■ **What you have to do**
Locate each line holding the string "selection" and copy it.

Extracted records
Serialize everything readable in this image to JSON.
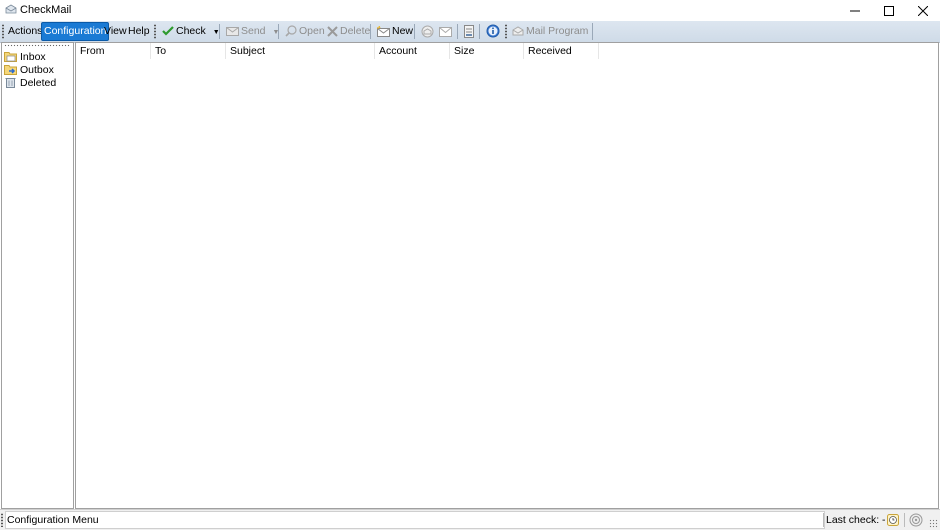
{
  "window": {
    "title": "CheckMail",
    "controls": {
      "minimize": "—",
      "maximize": "☐",
      "close": "✕"
    }
  },
  "toolbar": {
    "menus": [
      {
        "label": "Actions",
        "active": false
      },
      {
        "label": "Configuration",
        "active": true
      },
      {
        "label": "View",
        "active": false
      },
      {
        "label": "Help",
        "active": false
      }
    ],
    "buttons": {
      "check": {
        "label": "Check",
        "icon": "checkmark-icon",
        "dropdown": "▼",
        "enabled": true
      },
      "send": {
        "label": "Send",
        "icon": "send-icon",
        "dropdown": "▼",
        "enabled": false
      },
      "open": {
        "label": "Open",
        "icon": "magnifier-icon",
        "enabled": false
      },
      "delete": {
        "label": "Delete",
        "icon": "delete-x-icon",
        "enabled": false
      },
      "new": {
        "label": "New",
        "icon": "new-mail-icon",
        "enabled": true
      },
      "reply": {
        "icon": "reply-icon",
        "enabled": false
      },
      "mail": {
        "icon": "envelope-icon",
        "enabled": false
      },
      "log": {
        "icon": "document-icon",
        "enabled": true
      },
      "info": {
        "icon": "info-icon",
        "enabled": true
      },
      "mail_program": {
        "label": "Mail Program",
        "icon": "mail-program-icon",
        "enabled": false
      }
    }
  },
  "folders": [
    {
      "label": "Inbox",
      "icon": "inbox-folder-icon"
    },
    {
      "label": "Outbox",
      "icon": "outbox-folder-icon"
    },
    {
      "label": "Deleted",
      "icon": "trash-icon"
    }
  ],
  "message_list": {
    "columns": [
      "From",
      "To",
      "Subject",
      "Account",
      "Size",
      "Received"
    ],
    "rows": []
  },
  "statusbar": {
    "message": "Configuration Menu",
    "last_check": "Last check: -"
  }
}
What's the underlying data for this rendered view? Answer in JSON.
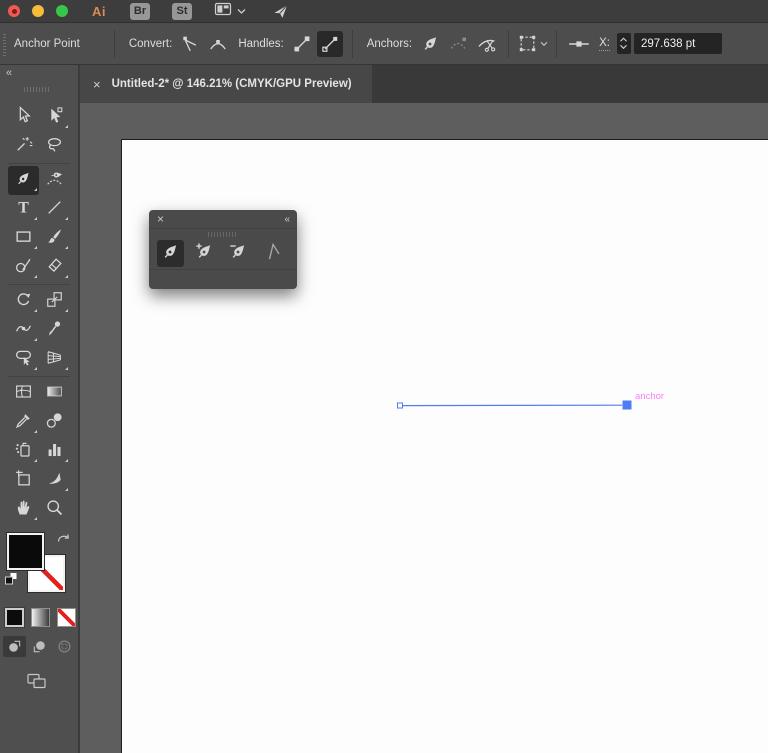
{
  "titlebar": {
    "app_logo": "Ai",
    "bridge": "Br",
    "stock": "St"
  },
  "control_bar": {
    "title": "Anchor Point",
    "convert_label": "Convert:",
    "handles_label": "Handles:",
    "anchors_label": "Anchors:",
    "x_label": "X:",
    "x_value": "297.638 pt"
  },
  "tab": {
    "close": "×",
    "title": "Untitled-2* @ 146.21% (CMYK/GPU Preview)"
  },
  "toolbar": {
    "collapse": "«",
    "tools": [
      {
        "name": "selection",
        "flyout": false,
        "selected": false
      },
      {
        "name": "direct-selection",
        "flyout": true,
        "selected": false
      },
      {
        "name": "magic-wand",
        "flyout": false,
        "selected": false
      },
      {
        "name": "lasso",
        "flyout": false,
        "selected": false
      },
      {
        "name": "pen",
        "flyout": true,
        "selected": true
      },
      {
        "name": "curvature",
        "flyout": false,
        "selected": false
      },
      {
        "name": "type",
        "flyout": true,
        "selected": false
      },
      {
        "name": "line-segment",
        "flyout": true,
        "selected": false
      },
      {
        "name": "rectangle",
        "flyout": true,
        "selected": false
      },
      {
        "name": "paintbrush",
        "flyout": true,
        "selected": false
      },
      {
        "name": "shaper",
        "flyout": true,
        "selected": false
      },
      {
        "name": "eraser",
        "flyout": true,
        "selected": false
      },
      {
        "name": "rotate",
        "flyout": true,
        "selected": false
      },
      {
        "name": "scale",
        "flyout": true,
        "selected": false
      },
      {
        "name": "width",
        "flyout": true,
        "selected": false
      },
      {
        "name": "puppet-warp",
        "flyout": false,
        "selected": false
      },
      {
        "name": "shape-builder",
        "flyout": true,
        "selected": false
      },
      {
        "name": "perspective-grid",
        "flyout": true,
        "selected": false
      },
      {
        "name": "mesh",
        "flyout": false,
        "selected": false
      },
      {
        "name": "gradient",
        "flyout": false,
        "selected": false
      },
      {
        "name": "eyedropper",
        "flyout": true,
        "selected": false
      },
      {
        "name": "blend",
        "flyout": false,
        "selected": false
      },
      {
        "name": "symbol-sprayer",
        "flyout": true,
        "selected": false
      },
      {
        "name": "column-graph",
        "flyout": true,
        "selected": false
      },
      {
        "name": "artboard",
        "flyout": false,
        "selected": false
      },
      {
        "name": "slice",
        "flyout": true,
        "selected": false
      },
      {
        "name": "hand",
        "flyout": true,
        "selected": false
      },
      {
        "name": "zoom",
        "flyout": false,
        "selected": false
      }
    ],
    "separators_after": [
      "lasso",
      "eraser",
      "perspective-grid"
    ]
  },
  "pen_panel": {
    "close": "×",
    "collapse": "«",
    "tools": [
      {
        "name": "pen",
        "selected": true
      },
      {
        "name": "add-anchor-point",
        "selected": false
      },
      {
        "name": "delete-anchor-point",
        "selected": false
      },
      {
        "name": "anchor-point",
        "selected": false
      }
    ]
  },
  "canvas": {
    "annotation": "anchor",
    "path_color": "#4e7cf6",
    "annotation_color": "#fb7cf8"
  },
  "colors": {
    "fill": "#0a0a0a",
    "stroke": "none",
    "none_slash": "#e3201b"
  }
}
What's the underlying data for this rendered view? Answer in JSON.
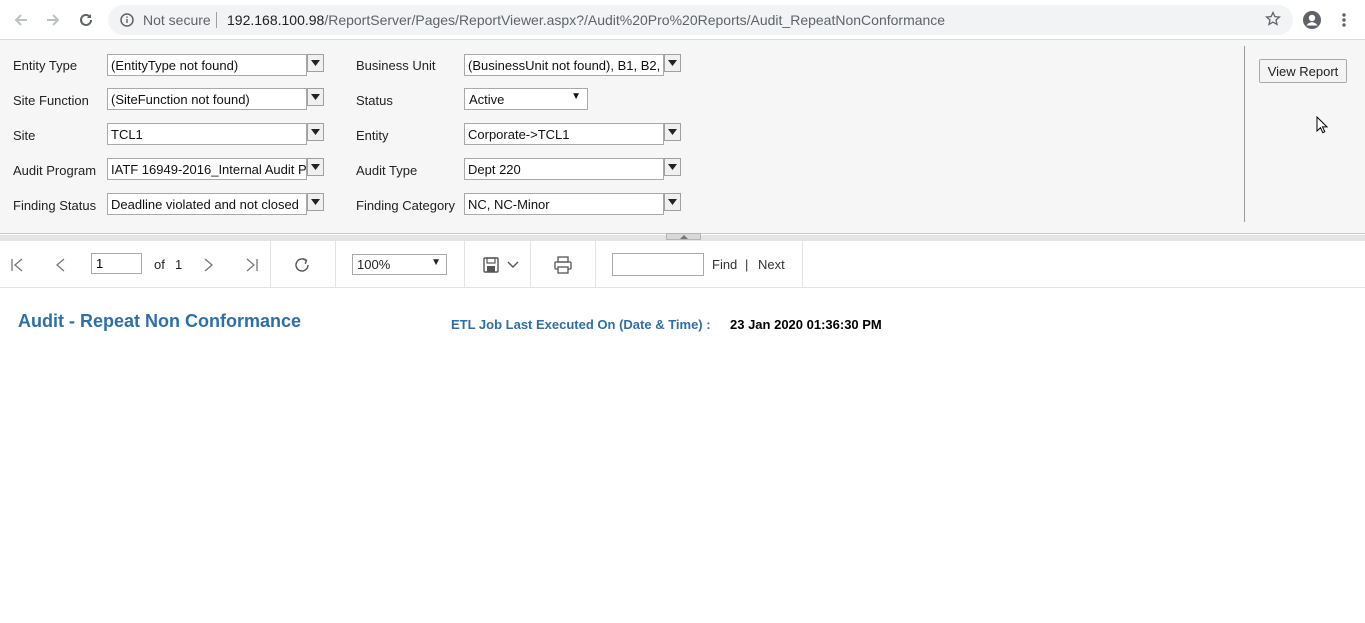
{
  "browser": {
    "security_label": "Not secure",
    "url_host": "192.168.100.98",
    "url_path": "/ReportServer/Pages/ReportViewer.aspx?/Audit%20Pro%20Reports/Audit_RepeatNonConformance"
  },
  "parameters": {
    "entity_type": {
      "label": "Entity Type",
      "value": "(EntityType not found)"
    },
    "business_unit": {
      "label": "Business Unit",
      "value": "(BusinessUnit not found), B1, B2, B"
    },
    "site_function": {
      "label": "Site Function",
      "value": "(SiteFunction not found)"
    },
    "status": {
      "label": "Status",
      "value": "Active"
    },
    "site": {
      "label": "Site",
      "value": "TCL1"
    },
    "entity": {
      "label": "Entity",
      "value": "Corporate->TCL1"
    },
    "audit_program": {
      "label": "Audit Program",
      "value": "IATF 16949-2016_Internal Audit P"
    },
    "audit_type": {
      "label": "Audit Type",
      "value": "Dept 220"
    },
    "finding_status": {
      "label": "Finding Status",
      "value": "Deadline violated and not closed"
    },
    "finding_category": {
      "label": "Finding Category",
      "value": "NC, NC-Minor"
    },
    "view_report_label": "View Report"
  },
  "toolbar": {
    "current_page": "1",
    "of_label": "of",
    "total_pages": "1",
    "zoom": "100%",
    "find_label": "Find",
    "separator": "|",
    "next_label": "Next"
  },
  "report": {
    "title": "Audit - Repeat Non Conformance",
    "etl_label": "ETL Job Last Executed On (Date & Time) :",
    "etl_value": "23 Jan 2020 01:36:30 PM"
  },
  "colors": {
    "report_title": "#2d6fa6",
    "param_background": "#f6f6f6"
  }
}
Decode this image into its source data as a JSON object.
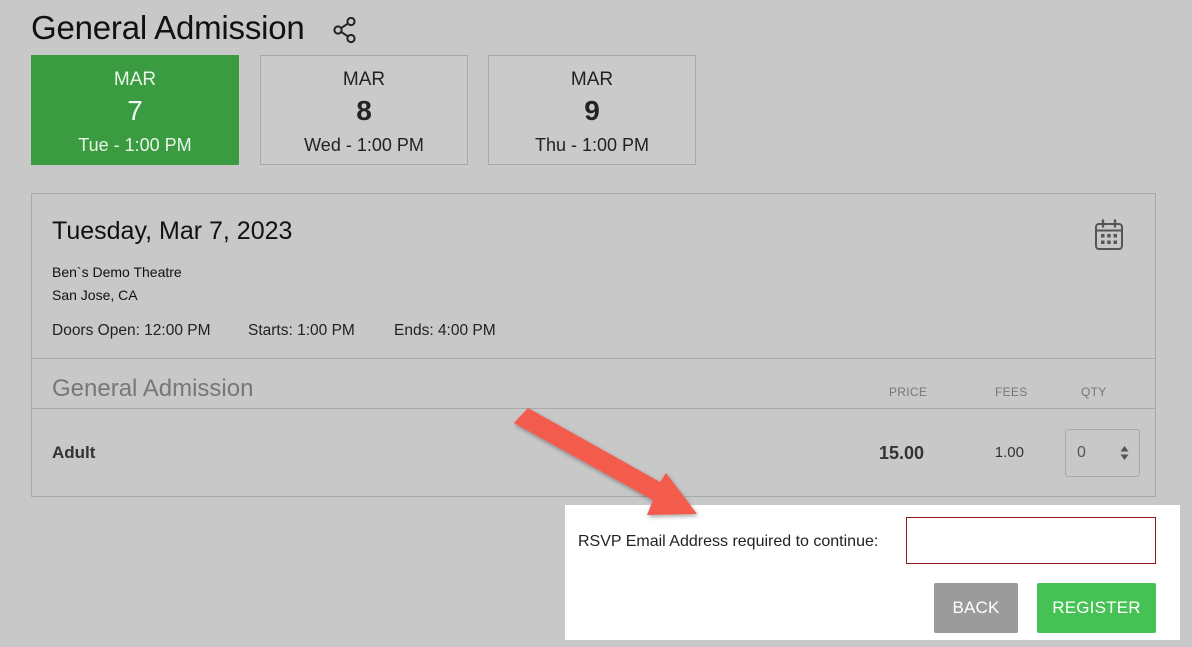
{
  "page": {
    "title": "General Admission"
  },
  "dates": [
    {
      "month": "MAR",
      "day": "7",
      "dow": "Tue - 1:00 PM",
      "active": true
    },
    {
      "month": "MAR",
      "day": "8",
      "dow": "Wed - 1:00 PM",
      "active": false
    },
    {
      "month": "MAR",
      "day": "9",
      "dow": "Thu - 1:00 PM",
      "active": false
    }
  ],
  "event": {
    "date_long": "Tuesday, Mar 7, 2023",
    "venue": "Ben`s Demo Theatre",
    "city": "San Jose, CA",
    "doors_open": "Doors Open: 12:00 PM",
    "starts": "Starts: 1:00 PM",
    "ends": "Ends: 4:00 PM"
  },
  "tickets": {
    "section_title": "General Admission",
    "headers": {
      "price": "PRICE",
      "fees": "FEES",
      "qty": "QTY"
    },
    "rows": [
      {
        "name": "Adult",
        "price": "15.00",
        "fees": "1.00",
        "qty": "0"
      }
    ]
  },
  "rsvp": {
    "label": "RSVP Email Address required to continue:",
    "email_value": "",
    "back_label": "BACK",
    "register_label": "REGISTER"
  },
  "colors": {
    "active_date": "#3a9b41",
    "register_button": "#46c255",
    "back_button": "#9b9b9b",
    "input_border_error": "#8b1a1a",
    "annotation_arrow": "#f35b4e"
  }
}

■ **Right answer**
        "name": "selection",
        "name": "direct-selection",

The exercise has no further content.